- WHAT YOU WILL DO -
Every entry must be echoed exactly.

_ _ _ _ _

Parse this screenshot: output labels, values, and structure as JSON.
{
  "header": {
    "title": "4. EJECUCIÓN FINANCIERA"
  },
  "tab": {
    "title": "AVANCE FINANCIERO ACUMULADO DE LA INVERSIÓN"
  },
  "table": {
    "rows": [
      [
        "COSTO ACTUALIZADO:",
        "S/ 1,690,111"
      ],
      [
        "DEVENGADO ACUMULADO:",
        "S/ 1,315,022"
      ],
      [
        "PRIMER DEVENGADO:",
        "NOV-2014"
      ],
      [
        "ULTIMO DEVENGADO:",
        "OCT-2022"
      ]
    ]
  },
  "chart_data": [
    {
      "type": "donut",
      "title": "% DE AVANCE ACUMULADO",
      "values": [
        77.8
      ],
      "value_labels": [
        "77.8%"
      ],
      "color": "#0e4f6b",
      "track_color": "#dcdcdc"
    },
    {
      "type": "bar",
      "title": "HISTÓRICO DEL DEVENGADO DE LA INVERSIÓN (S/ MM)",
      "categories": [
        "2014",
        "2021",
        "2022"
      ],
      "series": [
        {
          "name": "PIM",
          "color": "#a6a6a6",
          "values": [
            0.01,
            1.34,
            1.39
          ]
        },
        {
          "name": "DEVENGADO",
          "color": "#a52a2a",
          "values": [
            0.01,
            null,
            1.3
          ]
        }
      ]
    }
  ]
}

_ _ _ _ _

- FULL RESPONSE -
Parse this screenshot: output labels, values, and structure as JSON.
{
  "header": {
    "title": "4. EJECUCIÓN FINANCIERA"
  },
  "tab": {
    "title": "AVANCE FINANCIERO ACUMULADO DE LA INVERSIÓN"
  },
  "table": {
    "rows": [
      [
        "COSTO ACTUALIZADO:",
        "S/ 1,690,111"
      ],
      [
        "DEVENGADO ACUMULADO:",
        "S/ 1,315,022"
      ],
      [
        "PRIMER DEVENGADO:",
        "NOV-2014"
      ],
      [
        "ULTIMO DEVENGADO:",
        "OCT-2022"
      ]
    ]
  },
  "chart_data": [
    {
      "type": "donut",
      "title": "% DE AVANCE ACUMULADO",
      "values": [
        77.8
      ],
      "value_labels": [
        "77.8%"
      ],
      "color": "#0e4f6b",
      "track_color": "#dcdcdc"
    },
    {
      "type": "bar",
      "title": "HISTÓRICO DEL DEVENGADO DE LA INVERSIÓN (S/ MM)",
      "categories": [
        "2014",
        "2021",
        "2022"
      ],
      "series": [
        {
          "name": "PIM",
          "color": "#a6a6a6",
          "values": [
            0.01,
            1.34,
            1.39
          ]
        },
        {
          "name": "DEVENGADO",
          "color": "#a52a2a",
          "values": [
            0.01,
            null,
            1.3
          ]
        }
      ]
    }
  ]
}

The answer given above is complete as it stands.